### REQUEST
Out of the lines below, please list those that hold the string "JSON".

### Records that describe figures
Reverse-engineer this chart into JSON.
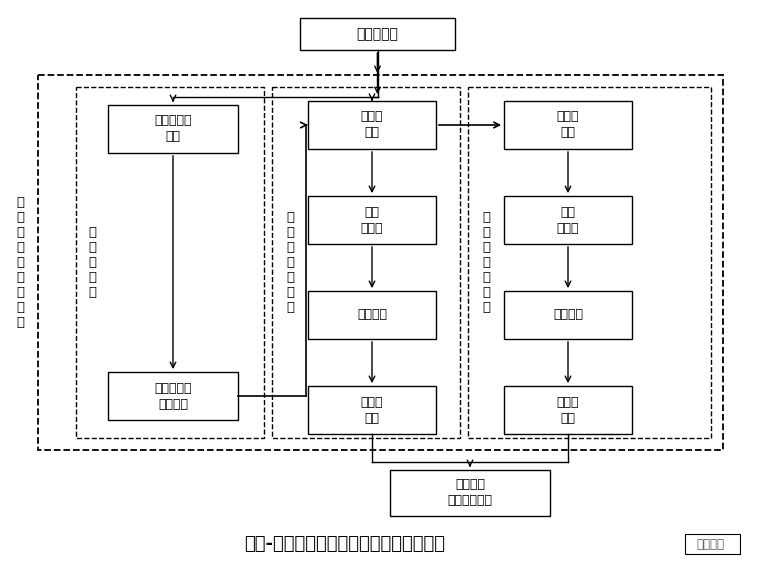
{
  "title": "旋喷-袖阀组合式止水帷幕施工流程示意图",
  "title_right": "豆丁施工",
  "bg_color": "#ffffff",
  "top_box": "护坡桩施工",
  "bottom_box": "土方开挖\n支撑体系施工",
  "left_label_outer": "组\n合\n式\n止\n水\n帷\n幕\n施\n工",
  "left_label_inner": "旋\n喷\n桩\n施\n工",
  "left_boxes": [
    "高压旋喷桩\n成孔",
    "高压旋喷桩\n旋喷成桩"
  ],
  "mid_label": "外\n排\n袖\n阀\n管\n施\n工",
  "mid_boxes": [
    "袖阀管\n成孔",
    "灌注\n充填料",
    "下袖阀管",
    "袖阀管\n注浆"
  ],
  "right_label": "内\n排\n袖\n阀\n管\n施\n工",
  "right_boxes": [
    "袖阀管\n成孔",
    "灌注\n充填料",
    "下袖阀管",
    "袖阀管\n注浆"
  ]
}
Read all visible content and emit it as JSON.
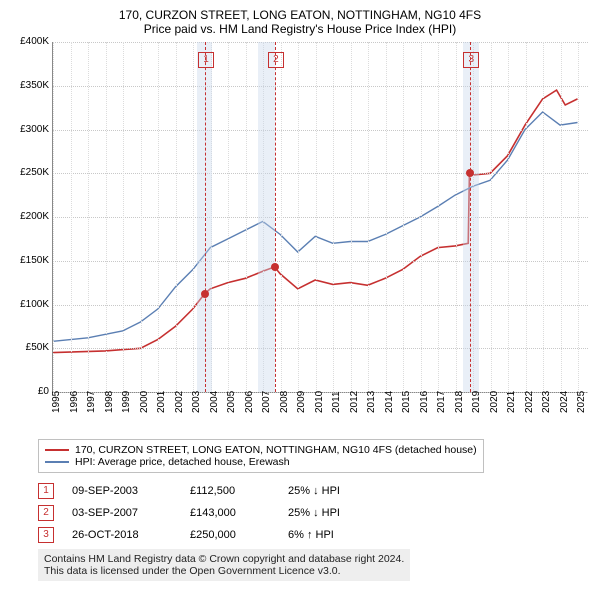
{
  "title": {
    "line1": "170, CURZON STREET, LONG EATON, NOTTINGHAM, NG10 4FS",
    "line2": "Price paid vs. HM Land Registry's House Price Index (HPI)"
  },
  "chart": {
    "type": "line",
    "xlim": [
      1995,
      2025.6
    ],
    "ylim": [
      0,
      400000
    ],
    "ytick_step": 50000,
    "yticks_labels": [
      "£0",
      "£50K",
      "£100K",
      "£150K",
      "£200K",
      "£250K",
      "£300K",
      "£350K",
      "£400K"
    ],
    "xticks": [
      1995,
      1996,
      1997,
      1998,
      1999,
      2000,
      2001,
      2002,
      2003,
      2004,
      2005,
      2006,
      2007,
      2008,
      2009,
      2010,
      2011,
      2012,
      2013,
      2014,
      2015,
      2016,
      2017,
      2018,
      2019,
      2020,
      2021,
      2022,
      2023,
      2024,
      2025
    ],
    "grid_color": "#dcdcdc",
    "background_color": "#ffffff",
    "shaded_x_ranges": [
      [
        2003.2,
        2004.1
      ],
      [
        2006.7,
        2007.7
      ],
      [
        2018.4,
        2019.3
      ]
    ],
    "shaded_color": "rgba(200,215,235,0.4)",
    "series": [
      {
        "name": "property",
        "color": "#c63030",
        "width": 1.6,
        "points": [
          [
            1995,
            45000
          ],
          [
            1998,
            47000
          ],
          [
            2000,
            50000
          ],
          [
            2001,
            60000
          ],
          [
            2002,
            75000
          ],
          [
            2003,
            95000
          ],
          [
            2003.68,
            112500
          ],
          [
            2004,
            118000
          ],
          [
            2005,
            125000
          ],
          [
            2006,
            130000
          ],
          [
            2007,
            138000
          ],
          [
            2007.67,
            143000
          ],
          [
            2008,
            135000
          ],
          [
            2009,
            118000
          ],
          [
            2010,
            128000
          ],
          [
            2011,
            123000
          ],
          [
            2012,
            125000
          ],
          [
            2013,
            122000
          ],
          [
            2014,
            130000
          ],
          [
            2015,
            140000
          ],
          [
            2016,
            155000
          ],
          [
            2017,
            165000
          ],
          [
            2018,
            167000
          ],
          [
            2018.75,
            170000
          ],
          [
            2018.82,
            250000
          ],
          [
            2019,
            248000
          ],
          [
            2020,
            250000
          ],
          [
            2021,
            270000
          ],
          [
            2022,
            305000
          ],
          [
            2023,
            335000
          ],
          [
            2023.8,
            345000
          ],
          [
            2024.3,
            328000
          ],
          [
            2025,
            335000
          ]
        ]
      },
      {
        "name": "hpi",
        "color": "#5b7fb3",
        "width": 1.4,
        "points": [
          [
            1995,
            58000
          ],
          [
            1997,
            62000
          ],
          [
            1999,
            70000
          ],
          [
            2000,
            80000
          ],
          [
            2001,
            95000
          ],
          [
            2002,
            120000
          ],
          [
            2003,
            140000
          ],
          [
            2004,
            165000
          ],
          [
            2005,
            175000
          ],
          [
            2006,
            185000
          ],
          [
            2007,
            195000
          ],
          [
            2008,
            180000
          ],
          [
            2009,
            160000
          ],
          [
            2010,
            178000
          ],
          [
            2011,
            170000
          ],
          [
            2012,
            172000
          ],
          [
            2013,
            172000
          ],
          [
            2014,
            180000
          ],
          [
            2015,
            190000
          ],
          [
            2016,
            200000
          ],
          [
            2017,
            212000
          ],
          [
            2018,
            225000
          ],
          [
            2019,
            235000
          ],
          [
            2020,
            242000
          ],
          [
            2021,
            265000
          ],
          [
            2022,
            300000
          ],
          [
            2023,
            320000
          ],
          [
            2024,
            305000
          ],
          [
            2025,
            308000
          ]
        ]
      }
    ],
    "sale_markers": [
      {
        "n": "1",
        "x": 2003.68,
        "y": 112500
      },
      {
        "n": "2",
        "x": 2007.67,
        "y": 143000
      },
      {
        "n": "3",
        "x": 2018.82,
        "y": 250000
      }
    ]
  },
  "legend": {
    "items": [
      {
        "color": "#c63030",
        "label": "170, CURZON STREET, LONG EATON, NOTTINGHAM, NG10 4FS (detached house)"
      },
      {
        "color": "#5b7fb3",
        "label": "HPI: Average price, detached house, Erewash"
      }
    ]
  },
  "sales": [
    {
      "n": "1",
      "date": "09-SEP-2003",
      "price": "£112,500",
      "diff": "25% ↓ HPI"
    },
    {
      "n": "2",
      "date": "03-SEP-2007",
      "price": "£143,000",
      "diff": "25% ↓ HPI"
    },
    {
      "n": "3",
      "date": "26-OCT-2018",
      "price": "£250,000",
      "diff": "6% ↑ HPI"
    }
  ],
  "footer": {
    "line1": "Contains HM Land Registry data © Crown copyright and database right 2024.",
    "line2": "This data is licensed under the Open Government Licence v3.0."
  }
}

### THE OUTPUT
Reverse-engineer this chart into JSON.
Read all visible content and emit it as JSON.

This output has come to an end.